_PROBLEM REQUIREMENTS_.
Please give the listing again in its entirety, exactly as written.

Data entries
=======
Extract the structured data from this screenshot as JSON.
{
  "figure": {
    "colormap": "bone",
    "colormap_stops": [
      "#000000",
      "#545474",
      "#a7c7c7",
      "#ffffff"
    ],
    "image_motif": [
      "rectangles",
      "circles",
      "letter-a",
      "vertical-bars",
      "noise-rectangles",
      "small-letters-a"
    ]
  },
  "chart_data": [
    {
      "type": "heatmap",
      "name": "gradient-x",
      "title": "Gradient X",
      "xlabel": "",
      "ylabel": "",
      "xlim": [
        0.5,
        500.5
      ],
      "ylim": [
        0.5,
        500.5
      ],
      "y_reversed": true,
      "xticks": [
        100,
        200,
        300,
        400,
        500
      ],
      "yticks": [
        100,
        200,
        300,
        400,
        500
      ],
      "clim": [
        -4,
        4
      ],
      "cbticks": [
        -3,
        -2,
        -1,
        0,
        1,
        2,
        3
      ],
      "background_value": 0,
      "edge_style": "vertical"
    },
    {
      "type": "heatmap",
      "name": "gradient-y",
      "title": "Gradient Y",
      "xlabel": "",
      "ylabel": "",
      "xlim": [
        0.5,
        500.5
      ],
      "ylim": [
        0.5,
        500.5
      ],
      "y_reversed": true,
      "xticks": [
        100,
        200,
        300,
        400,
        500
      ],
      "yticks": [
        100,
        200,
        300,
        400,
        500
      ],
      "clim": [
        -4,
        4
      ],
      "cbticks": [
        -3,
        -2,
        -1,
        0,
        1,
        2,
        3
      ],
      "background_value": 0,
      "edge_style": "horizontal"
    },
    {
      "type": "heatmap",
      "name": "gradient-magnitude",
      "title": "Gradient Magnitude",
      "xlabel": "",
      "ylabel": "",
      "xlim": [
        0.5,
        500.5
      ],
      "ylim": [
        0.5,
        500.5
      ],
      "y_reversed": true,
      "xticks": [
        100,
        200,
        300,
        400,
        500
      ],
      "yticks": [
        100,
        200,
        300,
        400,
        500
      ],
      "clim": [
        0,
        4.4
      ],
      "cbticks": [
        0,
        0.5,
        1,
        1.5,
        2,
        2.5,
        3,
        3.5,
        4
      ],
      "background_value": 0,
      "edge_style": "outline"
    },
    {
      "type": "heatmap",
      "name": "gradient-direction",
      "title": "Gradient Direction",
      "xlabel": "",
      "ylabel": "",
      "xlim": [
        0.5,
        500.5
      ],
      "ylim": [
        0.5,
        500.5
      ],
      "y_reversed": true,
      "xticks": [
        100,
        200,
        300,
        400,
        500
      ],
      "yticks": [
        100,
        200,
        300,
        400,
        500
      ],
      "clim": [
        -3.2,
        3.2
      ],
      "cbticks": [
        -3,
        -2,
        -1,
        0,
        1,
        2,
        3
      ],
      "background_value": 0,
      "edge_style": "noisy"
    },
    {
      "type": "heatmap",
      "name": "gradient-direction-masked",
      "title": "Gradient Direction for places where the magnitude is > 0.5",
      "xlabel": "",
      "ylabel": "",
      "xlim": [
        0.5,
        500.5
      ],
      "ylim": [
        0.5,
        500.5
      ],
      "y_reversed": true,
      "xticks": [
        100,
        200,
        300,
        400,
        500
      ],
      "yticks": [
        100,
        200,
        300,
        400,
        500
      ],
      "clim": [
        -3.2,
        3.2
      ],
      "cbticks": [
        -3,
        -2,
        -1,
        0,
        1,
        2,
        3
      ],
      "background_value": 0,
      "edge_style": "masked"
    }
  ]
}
=======
_RESPONSE FOR THIS EXERCISE_.
Extract the structured data from this screenshot as JSON.
{
  "figure": {
    "colormap": "bone",
    "colormap_stops": [
      "#000000",
      "#545474",
      "#a7c7c7",
      "#ffffff"
    ],
    "image_motif": [
      "rectangles",
      "circles",
      "letter-a",
      "vertical-bars",
      "noise-rectangles",
      "small-letters-a"
    ]
  },
  "chart_data": [
    {
      "type": "heatmap",
      "name": "gradient-x",
      "title": "Gradient X",
      "xlabel": "",
      "ylabel": "",
      "xlim": [
        0.5,
        500.5
      ],
      "ylim": [
        0.5,
        500.5
      ],
      "y_reversed": true,
      "xticks": [
        100,
        200,
        300,
        400,
        500
      ],
      "yticks": [
        100,
        200,
        300,
        400,
        500
      ],
      "clim": [
        -4,
        4
      ],
      "cbticks": [
        -3,
        -2,
        -1,
        0,
        1,
        2,
        3
      ],
      "background_value": 0,
      "edge_style": "vertical"
    },
    {
      "type": "heatmap",
      "name": "gradient-y",
      "title": "Gradient Y",
      "xlabel": "",
      "ylabel": "",
      "xlim": [
        0.5,
        500.5
      ],
      "ylim": [
        0.5,
        500.5
      ],
      "y_reversed": true,
      "xticks": [
        100,
        200,
        300,
        400,
        500
      ],
      "yticks": [
        100,
        200,
        300,
        400,
        500
      ],
      "clim": [
        -4,
        4
      ],
      "cbticks": [
        -3,
        -2,
        -1,
        0,
        1,
        2,
        3
      ],
      "background_value": 0,
      "edge_style": "horizontal"
    },
    {
      "type": "heatmap",
      "name": "gradient-magnitude",
      "title": "Gradient Magnitude",
      "xlabel": "",
      "ylabel": "",
      "xlim": [
        0.5,
        500.5
      ],
      "ylim": [
        0.5,
        500.5
      ],
      "y_reversed": true,
      "xticks": [
        100,
        200,
        300,
        400,
        500
      ],
      "yticks": [
        100,
        200,
        300,
        400,
        500
      ],
      "clim": [
        0,
        4.4
      ],
      "cbticks": [
        0,
        0.5,
        1,
        1.5,
        2,
        2.5,
        3,
        3.5,
        4
      ],
      "background_value": 0,
      "edge_style": "outline"
    },
    {
      "type": "heatmap",
      "name": "gradient-direction",
      "title": "Gradient Direction",
      "xlabel": "",
      "ylabel": "",
      "xlim": [
        0.5,
        500.5
      ],
      "ylim": [
        0.5,
        500.5
      ],
      "y_reversed": true,
      "xticks": [
        100,
        200,
        300,
        400,
        500
      ],
      "yticks": [
        100,
        200,
        300,
        400,
        500
      ],
      "clim": [
        -3.2,
        3.2
      ],
      "cbticks": [
        -3,
        -2,
        -1,
        0,
        1,
        2,
        3
      ],
      "background_value": 0,
      "edge_style": "noisy"
    },
    {
      "type": "heatmap",
      "name": "gradient-direction-masked",
      "title": "Gradient Direction for places where the magnitude is > 0.5",
      "xlabel": "",
      "ylabel": "",
      "xlim": [
        0.5,
        500.5
      ],
      "ylim": [
        0.5,
        500.5
      ],
      "y_reversed": true,
      "xticks": [
        100,
        200,
        300,
        400,
        500
      ],
      "yticks": [
        100,
        200,
        300,
        400,
        500
      ],
      "clim": [
        -3.2,
        3.2
      ],
      "cbticks": [
        -3,
        -2,
        -1,
        0,
        1,
        2,
        3
      ],
      "background_value": 0,
      "edge_style": "masked"
    }
  ]
}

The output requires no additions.